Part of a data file
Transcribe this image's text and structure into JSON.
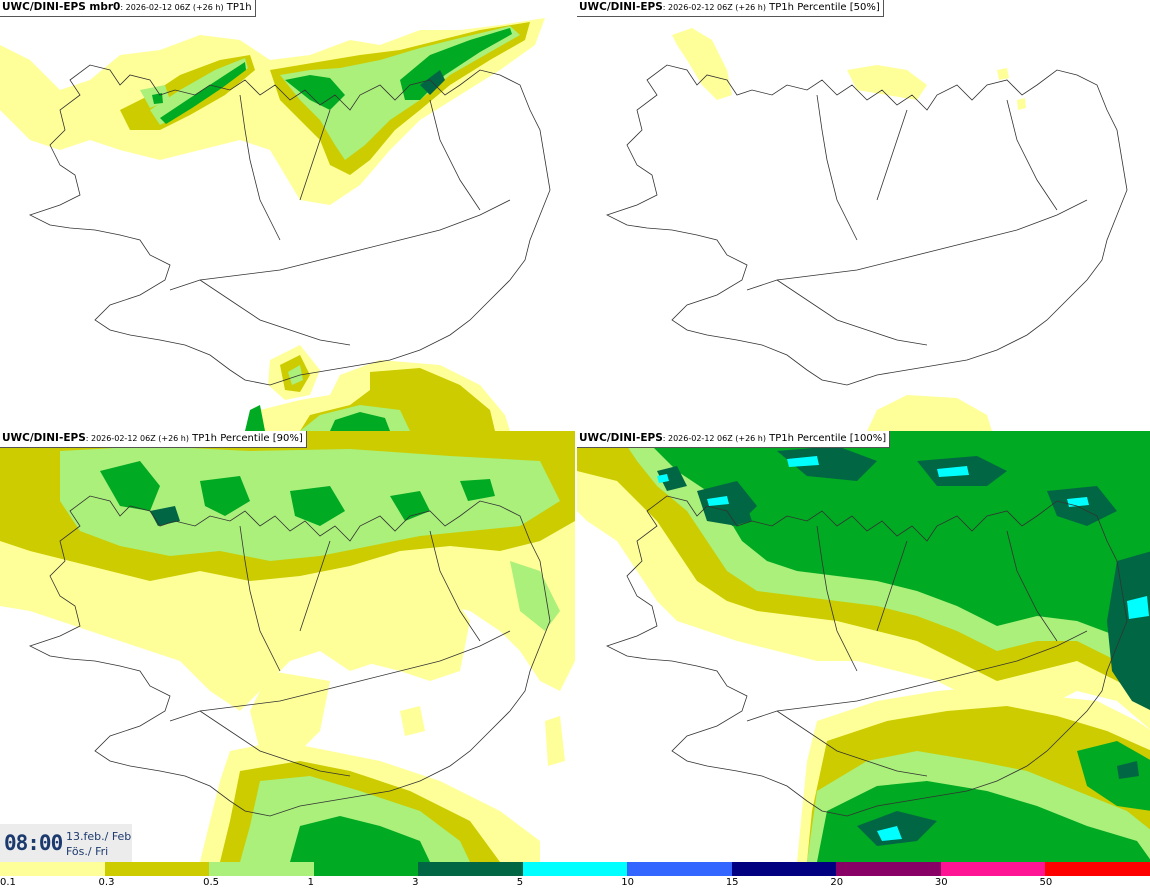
{
  "panels": [
    {
      "id": "mbr0",
      "model": "UWC/DINI-EPS mbr0",
      "run": ": 2026-02-12 06Z (+26 h)",
      "field": "TP1h"
    },
    {
      "id": "p50",
      "model": "UWC/DINI-EPS",
      "run": ": 2026-02-12 06Z (+26 h)",
      "field": "TP1h Percentile [50%]"
    },
    {
      "id": "p90",
      "model": "UWC/DINI-EPS",
      "run": ": 2026-02-12 06Z (+26 h)",
      "field": "TP1h Percentile [90%]"
    },
    {
      "id": "p100",
      "model": "UWC/DINI-EPS",
      "run": ": 2026-02-12 06Z (+26 h)",
      "field": "TP1h Percentile [100%]"
    }
  ],
  "valid_time": {
    "time": "08:00",
    "date_line": "13.feb./ Feb",
    "day_line": "Fös./ Fri"
  },
  "legend": {
    "colors": [
      "#ffff99",
      "#cccc00",
      "#aaf07a",
      "#00aa22",
      "#006644",
      "#00ffff",
      "#3366ff",
      "#000080",
      "#880066",
      "#ff1493",
      "#ff0000"
    ],
    "labels": [
      "0.1",
      "0.3",
      "0.5",
      "1",
      "3",
      "5",
      "10",
      "15",
      "20",
      "30",
      "50"
    ]
  },
  "colors": {
    "y1": "#ffff99",
    "y2": "#cccc00",
    "g1": "#aaf07a",
    "g2": "#00aa22",
    "g3": "#006644",
    "c1": "#00ffff",
    "coast": "#333333"
  }
}
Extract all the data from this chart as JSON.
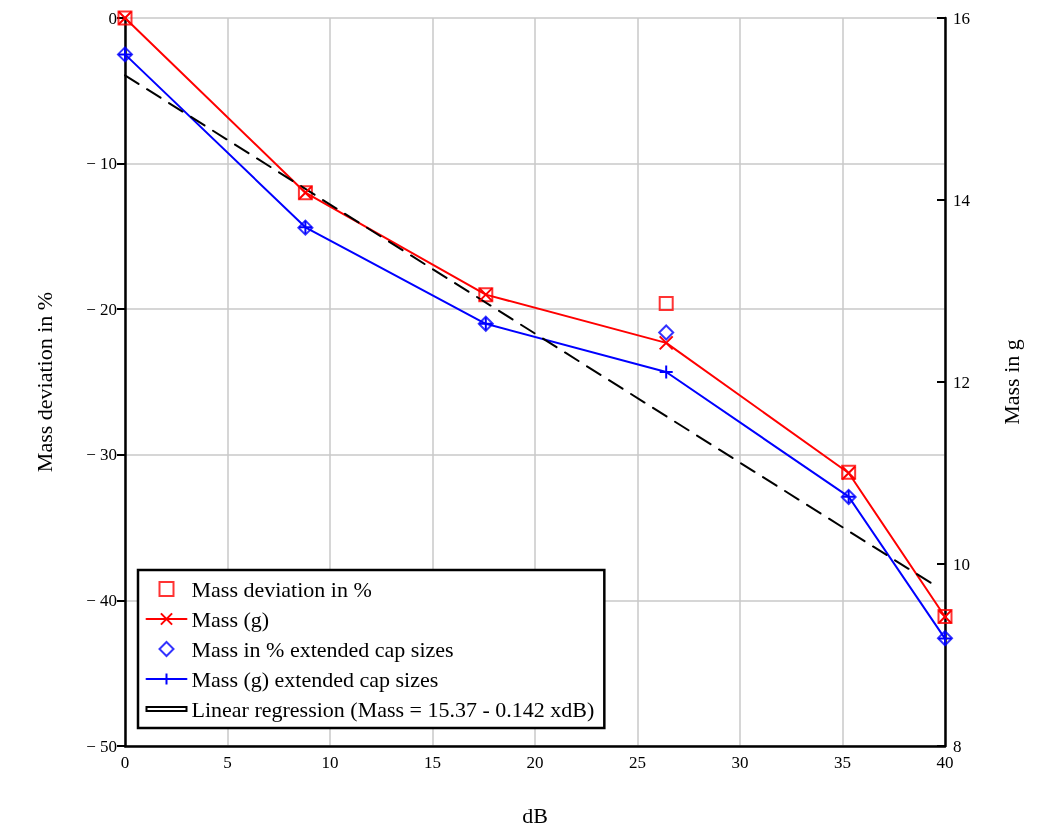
{
  "chart_data": {
    "type": "line",
    "xlabel": "dB",
    "ylabel": "Mass deviation in %",
    "y2label": "Mass in g",
    "xlim": [
      0,
      40
    ],
    "xticks": [
      0,
      5,
      10,
      15,
      20,
      25,
      30,
      35,
      40
    ],
    "ylim": [
      -50,
      0
    ],
    "yticks": [
      {
        "value": -50,
        "label": "− 50"
      },
      {
        "value": -40,
        "label": "− 40"
      },
      {
        "value": -30,
        "label": "− 30"
      },
      {
        "value": -20,
        "label": "− 20"
      },
      {
        "value": -10,
        "label": "− 10"
      },
      0
    ],
    "y2lim": [
      8,
      16
    ],
    "y2ticks": [
      8,
      10,
      12,
      14,
      16
    ],
    "grid": true,
    "legend": "bottom left",
    "series": [
      {
        "name": "Mass deviation in %",
        "type": "scatter",
        "marker": "square",
        "color": "#ff0000",
        "x": [
          0,
          8.8,
          17.6,
          26.4,
          35.3,
          40
        ],
        "values": [
          0,
          -12.0,
          -19.0,
          -19.6,
          -31.2,
          -41.1
        ]
      },
      {
        "name": "Mass (g)",
        "type": "line",
        "axis": "y2",
        "marker": "cross",
        "color": "#ff0000",
        "x": [
          0,
          8.8,
          17.6,
          26.4,
          35.3,
          40
        ],
        "values": [
          16.0,
          14.08,
          12.96,
          12.43,
          11.0,
          9.42
        ]
      },
      {
        "name": "Mass in % extended cap sizes",
        "type": "scatter",
        "marker": "diamond",
        "color": "#0000ff",
        "x": [
          0,
          8.8,
          17.6,
          26.4,
          35.3,
          40
        ],
        "values": [
          -2.5,
          -14.4,
          -21.0,
          -21.6,
          -32.9,
          -42.6
        ]
      },
      {
        "name": "Mass (g) extended cap sizes",
        "type": "line",
        "axis": "y2",
        "marker": "plus",
        "color": "#0000ff",
        "x": [
          0,
          8.8,
          17.6,
          26.4,
          35.3,
          40
        ],
        "values": [
          15.6,
          13.7,
          12.64,
          12.11,
          10.74,
          9.18
        ]
      },
      {
        "name": "Linear regression (Mass = 15.37 - 0.142 xdB)",
        "type": "line",
        "axis": "y2",
        "marker": "none",
        "line_style": "dashed",
        "color": "#000000",
        "x": [
          0,
          39.4
        ],
        "values": [
          15.37,
          9.78
        ]
      }
    ]
  }
}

OBJECTIVE
Give only the number of lines in the records that contain the string "JSON".

OUTPUT FOR THIS EXERCISE
2